##### RAW DATA #####

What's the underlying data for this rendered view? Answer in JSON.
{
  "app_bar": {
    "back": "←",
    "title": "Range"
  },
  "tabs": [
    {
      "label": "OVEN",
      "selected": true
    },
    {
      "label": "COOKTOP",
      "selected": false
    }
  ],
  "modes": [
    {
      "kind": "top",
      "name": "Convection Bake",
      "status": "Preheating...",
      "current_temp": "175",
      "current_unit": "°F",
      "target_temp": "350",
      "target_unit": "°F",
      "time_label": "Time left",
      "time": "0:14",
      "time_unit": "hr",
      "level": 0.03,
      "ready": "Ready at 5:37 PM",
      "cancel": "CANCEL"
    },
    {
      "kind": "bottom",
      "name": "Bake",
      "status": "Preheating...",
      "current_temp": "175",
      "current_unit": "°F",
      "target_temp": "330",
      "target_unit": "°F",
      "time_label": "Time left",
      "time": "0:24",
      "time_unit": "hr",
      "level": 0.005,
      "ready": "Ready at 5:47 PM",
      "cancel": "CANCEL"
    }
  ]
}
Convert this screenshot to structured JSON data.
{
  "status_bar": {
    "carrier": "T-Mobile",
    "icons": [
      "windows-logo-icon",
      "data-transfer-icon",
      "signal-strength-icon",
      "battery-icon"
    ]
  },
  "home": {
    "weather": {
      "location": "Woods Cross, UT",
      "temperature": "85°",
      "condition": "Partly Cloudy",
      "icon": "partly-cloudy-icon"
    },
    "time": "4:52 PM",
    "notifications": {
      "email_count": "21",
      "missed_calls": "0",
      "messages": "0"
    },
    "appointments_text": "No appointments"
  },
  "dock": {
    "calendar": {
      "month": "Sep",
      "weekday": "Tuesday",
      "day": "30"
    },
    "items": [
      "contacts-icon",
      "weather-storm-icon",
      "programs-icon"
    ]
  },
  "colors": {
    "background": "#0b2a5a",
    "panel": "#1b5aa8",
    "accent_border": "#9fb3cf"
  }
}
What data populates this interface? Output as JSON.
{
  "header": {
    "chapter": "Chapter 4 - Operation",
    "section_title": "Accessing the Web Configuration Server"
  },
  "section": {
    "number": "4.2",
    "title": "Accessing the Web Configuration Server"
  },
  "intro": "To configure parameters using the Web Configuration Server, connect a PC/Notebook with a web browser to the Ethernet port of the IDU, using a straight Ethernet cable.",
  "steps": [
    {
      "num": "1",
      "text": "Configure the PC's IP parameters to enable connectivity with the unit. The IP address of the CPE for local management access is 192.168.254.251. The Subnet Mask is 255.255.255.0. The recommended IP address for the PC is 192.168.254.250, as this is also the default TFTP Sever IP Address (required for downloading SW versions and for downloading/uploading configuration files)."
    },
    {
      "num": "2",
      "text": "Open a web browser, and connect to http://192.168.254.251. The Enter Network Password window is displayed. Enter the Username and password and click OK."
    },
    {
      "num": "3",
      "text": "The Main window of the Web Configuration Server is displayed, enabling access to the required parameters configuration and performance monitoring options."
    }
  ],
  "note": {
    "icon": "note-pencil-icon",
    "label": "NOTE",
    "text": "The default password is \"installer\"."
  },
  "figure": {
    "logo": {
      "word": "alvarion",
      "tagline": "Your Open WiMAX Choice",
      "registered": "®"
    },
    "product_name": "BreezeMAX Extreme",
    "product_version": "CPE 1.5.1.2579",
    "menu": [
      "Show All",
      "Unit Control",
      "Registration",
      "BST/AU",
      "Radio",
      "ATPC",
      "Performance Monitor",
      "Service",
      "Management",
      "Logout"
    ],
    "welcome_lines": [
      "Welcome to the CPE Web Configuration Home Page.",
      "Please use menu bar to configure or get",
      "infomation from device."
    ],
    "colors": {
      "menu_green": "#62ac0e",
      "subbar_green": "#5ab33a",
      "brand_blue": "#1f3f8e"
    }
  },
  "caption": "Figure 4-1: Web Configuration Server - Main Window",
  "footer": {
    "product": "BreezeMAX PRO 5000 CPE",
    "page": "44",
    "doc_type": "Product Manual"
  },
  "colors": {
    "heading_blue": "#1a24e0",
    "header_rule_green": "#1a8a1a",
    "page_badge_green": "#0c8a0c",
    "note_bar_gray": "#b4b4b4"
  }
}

#####

__REQUIRED TASK__
Pick out and copy the lines of the material that include the word "this".

__ANSWER TO THE PROBLEM__
What's the underlying data for this rendered view? Answer in JSON.
Convert this screenshot to structured JSON data.
What data populates this interface? Output as JSON.
      "text": "Configure the PC's IP parameters to enable connectivity with the unit. The IP address of the CPE for local management access is 192.168.254.251. The Subnet Mask is 255.255.255.0. The recommended IP address for the PC is 192.168.254.250, as this is also the default TFTP Sever IP Address (required for downloading SW versions and for downloading/uploading configuration files)."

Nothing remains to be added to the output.